The request - Return the stretch of entries below, from the line containing "List UI elements" through the line containing "UI element localization: list", copying each line without change. Leave the pictures out of your answer.

━━━━━ Material

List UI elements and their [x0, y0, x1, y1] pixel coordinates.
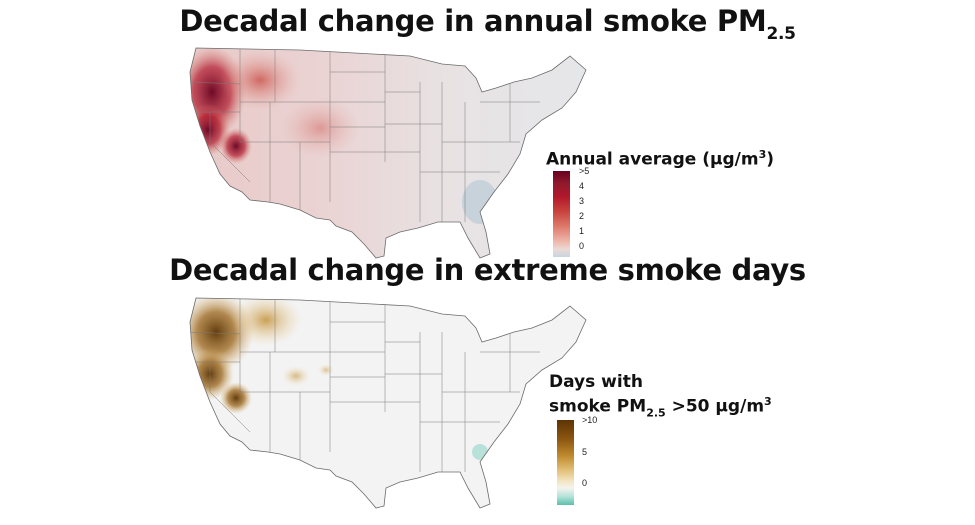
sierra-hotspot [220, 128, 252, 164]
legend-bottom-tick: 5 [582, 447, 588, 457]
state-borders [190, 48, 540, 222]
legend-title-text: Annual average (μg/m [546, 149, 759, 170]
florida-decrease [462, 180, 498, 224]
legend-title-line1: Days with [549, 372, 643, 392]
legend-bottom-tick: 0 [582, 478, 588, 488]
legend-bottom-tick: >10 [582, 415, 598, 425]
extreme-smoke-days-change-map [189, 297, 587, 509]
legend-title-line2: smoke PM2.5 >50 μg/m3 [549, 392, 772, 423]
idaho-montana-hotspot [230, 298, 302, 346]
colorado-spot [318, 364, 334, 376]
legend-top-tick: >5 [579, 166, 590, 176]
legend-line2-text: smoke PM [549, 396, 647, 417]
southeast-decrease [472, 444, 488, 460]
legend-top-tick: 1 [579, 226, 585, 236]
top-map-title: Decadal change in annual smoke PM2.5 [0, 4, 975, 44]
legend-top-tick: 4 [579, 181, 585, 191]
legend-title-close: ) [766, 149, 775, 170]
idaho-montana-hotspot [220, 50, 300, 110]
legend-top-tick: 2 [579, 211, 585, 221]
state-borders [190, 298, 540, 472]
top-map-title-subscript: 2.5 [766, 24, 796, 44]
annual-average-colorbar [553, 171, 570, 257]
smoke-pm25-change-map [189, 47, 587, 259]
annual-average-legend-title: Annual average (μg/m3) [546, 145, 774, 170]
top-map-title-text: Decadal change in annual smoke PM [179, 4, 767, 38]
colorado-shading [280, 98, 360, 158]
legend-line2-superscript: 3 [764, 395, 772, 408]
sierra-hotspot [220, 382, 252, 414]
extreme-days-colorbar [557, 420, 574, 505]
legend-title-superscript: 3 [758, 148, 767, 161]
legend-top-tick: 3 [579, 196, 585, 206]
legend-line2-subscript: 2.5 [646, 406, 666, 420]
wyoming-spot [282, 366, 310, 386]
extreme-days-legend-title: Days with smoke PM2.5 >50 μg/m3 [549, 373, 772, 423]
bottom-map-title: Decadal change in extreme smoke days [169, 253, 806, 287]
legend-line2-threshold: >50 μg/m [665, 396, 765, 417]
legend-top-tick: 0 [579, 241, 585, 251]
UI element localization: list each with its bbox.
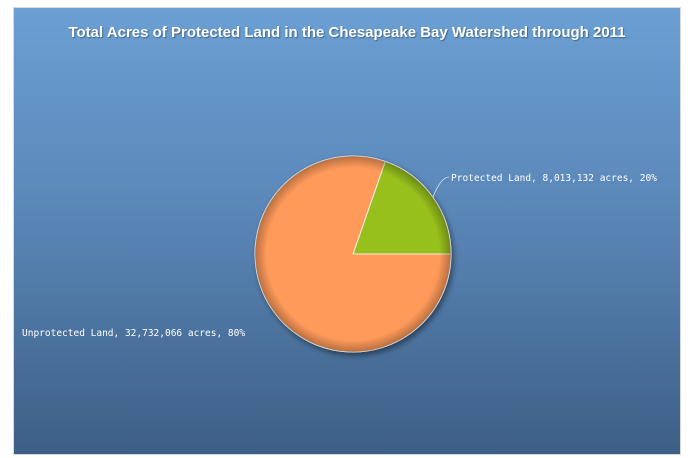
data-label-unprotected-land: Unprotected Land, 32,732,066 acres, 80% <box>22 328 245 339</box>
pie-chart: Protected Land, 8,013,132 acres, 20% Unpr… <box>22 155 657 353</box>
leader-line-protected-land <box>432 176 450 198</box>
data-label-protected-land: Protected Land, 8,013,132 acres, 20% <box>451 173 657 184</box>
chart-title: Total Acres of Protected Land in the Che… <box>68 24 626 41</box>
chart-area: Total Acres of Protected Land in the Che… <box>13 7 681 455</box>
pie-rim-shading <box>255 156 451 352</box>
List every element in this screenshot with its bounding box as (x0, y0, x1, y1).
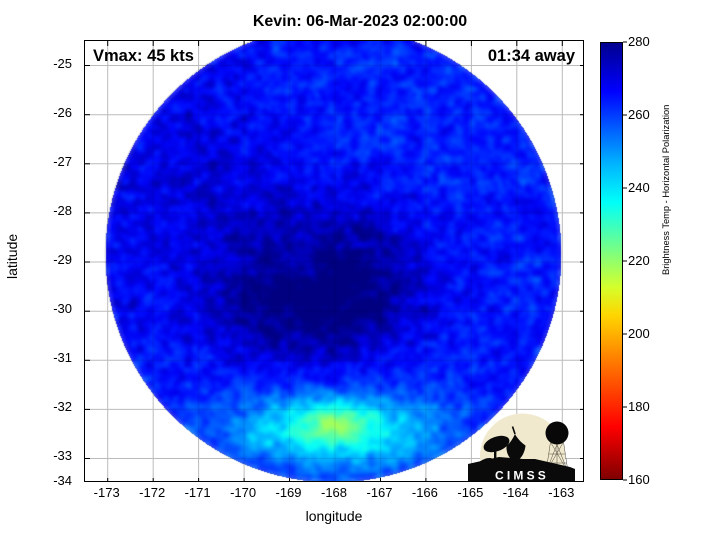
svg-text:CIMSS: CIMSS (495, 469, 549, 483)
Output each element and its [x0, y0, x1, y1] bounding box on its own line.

━━━━━━━━━━
━━━━━ Material

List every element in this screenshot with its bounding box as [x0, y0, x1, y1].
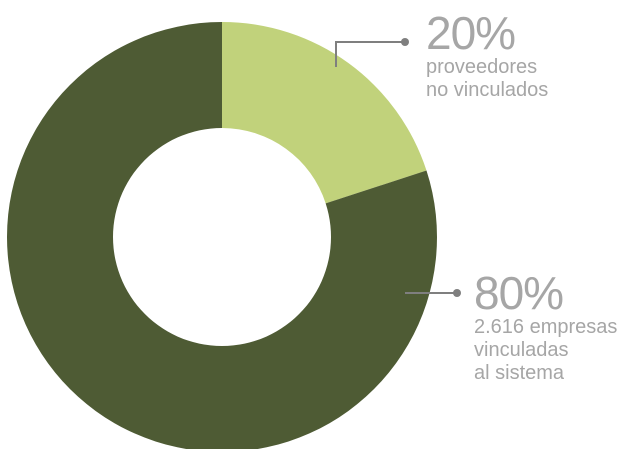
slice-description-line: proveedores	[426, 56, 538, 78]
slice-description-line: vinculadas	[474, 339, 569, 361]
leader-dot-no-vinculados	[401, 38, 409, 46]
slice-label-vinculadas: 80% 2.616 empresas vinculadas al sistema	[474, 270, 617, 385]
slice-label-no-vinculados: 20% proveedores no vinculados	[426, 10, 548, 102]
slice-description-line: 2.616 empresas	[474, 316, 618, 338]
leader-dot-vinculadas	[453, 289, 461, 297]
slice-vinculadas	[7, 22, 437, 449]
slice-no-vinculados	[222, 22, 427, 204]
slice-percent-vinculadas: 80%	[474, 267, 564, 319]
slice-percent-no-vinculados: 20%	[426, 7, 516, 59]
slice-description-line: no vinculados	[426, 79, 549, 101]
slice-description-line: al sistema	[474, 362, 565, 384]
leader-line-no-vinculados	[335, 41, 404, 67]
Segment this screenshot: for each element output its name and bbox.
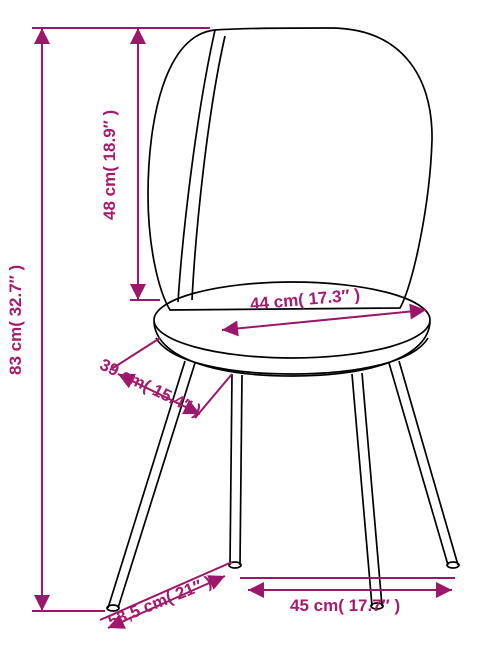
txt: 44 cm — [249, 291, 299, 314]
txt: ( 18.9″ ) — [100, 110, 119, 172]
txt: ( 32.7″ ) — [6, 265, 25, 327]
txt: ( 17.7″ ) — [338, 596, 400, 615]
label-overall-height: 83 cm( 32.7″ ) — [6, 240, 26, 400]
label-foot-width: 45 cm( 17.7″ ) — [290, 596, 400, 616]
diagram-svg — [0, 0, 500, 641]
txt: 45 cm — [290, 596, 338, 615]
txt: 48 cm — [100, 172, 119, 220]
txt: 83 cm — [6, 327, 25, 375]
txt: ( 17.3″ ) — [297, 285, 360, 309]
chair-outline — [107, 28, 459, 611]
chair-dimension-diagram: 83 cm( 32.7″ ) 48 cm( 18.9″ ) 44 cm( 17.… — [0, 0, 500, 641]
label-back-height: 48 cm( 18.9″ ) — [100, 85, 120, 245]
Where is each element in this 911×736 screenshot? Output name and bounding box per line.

━━━━━━━━━━

Worked solution -
List UI elements and their [x0, y0, x1, y1] pixel coordinates.
sierra-hotspot [220, 128, 252, 164]
legend-bottom-tick: 5 [582, 447, 588, 457]
state-borders [190, 48, 540, 222]
legend-title-text: Annual average (μg/m [546, 149, 759, 170]
florida-decrease [462, 180, 498, 224]
legend-title-line1: Days with [549, 372, 643, 392]
legend-bottom-tick: 0 [582, 478, 588, 488]
legend-bottom-tick: >10 [582, 415, 598, 425]
extreme-smoke-days-change-map [189, 297, 587, 509]
legend-title-line2: smoke PM2.5 >50 μg/m3 [549, 392, 772, 423]
idaho-montana-hotspot [230, 298, 302, 346]
colorado-spot [318, 364, 334, 376]
legend-top-tick: >5 [579, 166, 590, 176]
legend-line2-text: smoke PM [549, 396, 647, 417]
southeast-decrease [472, 444, 488, 460]
legend-top-tick: 1 [579, 226, 585, 236]
top-map-title: Decadal change in annual smoke PM2.5 [0, 4, 975, 44]
legend-top-tick: 4 [579, 181, 585, 191]
legend-title-close: ) [766, 149, 775, 170]
idaho-montana-hotspot [220, 50, 300, 110]
legend-top-tick: 2 [579, 211, 585, 221]
state-borders [190, 298, 540, 472]
top-map-title-subscript: 2.5 [766, 24, 796, 44]
annual-average-colorbar [553, 171, 570, 257]
smoke-pm25-change-map [189, 47, 587, 259]
annual-average-legend-title: Annual average (μg/m3) [546, 145, 774, 170]
top-map-title-text: Decadal change in annual smoke PM [179, 4, 767, 38]
colorado-shading [280, 98, 360, 158]
legend-line2-superscript: 3 [764, 395, 772, 408]
sierra-hotspot [220, 382, 252, 414]
extreme-days-colorbar [557, 420, 574, 505]
legend-title-superscript: 3 [758, 148, 767, 161]
legend-top-tick: 3 [579, 196, 585, 206]
legend-line2-subscript: 2.5 [646, 406, 666, 420]
wyoming-spot [282, 366, 310, 386]
extreme-days-legend-title: Days with smoke PM2.5 >50 μg/m3 [549, 373, 772, 423]
bottom-map-title: Decadal change in extreme smoke days [169, 253, 806, 287]
legend-line2-threshold: >50 μg/m [665, 396, 765, 417]
legend-top-tick: 0 [579, 241, 585, 251]
UI element localization: list each with its bbox.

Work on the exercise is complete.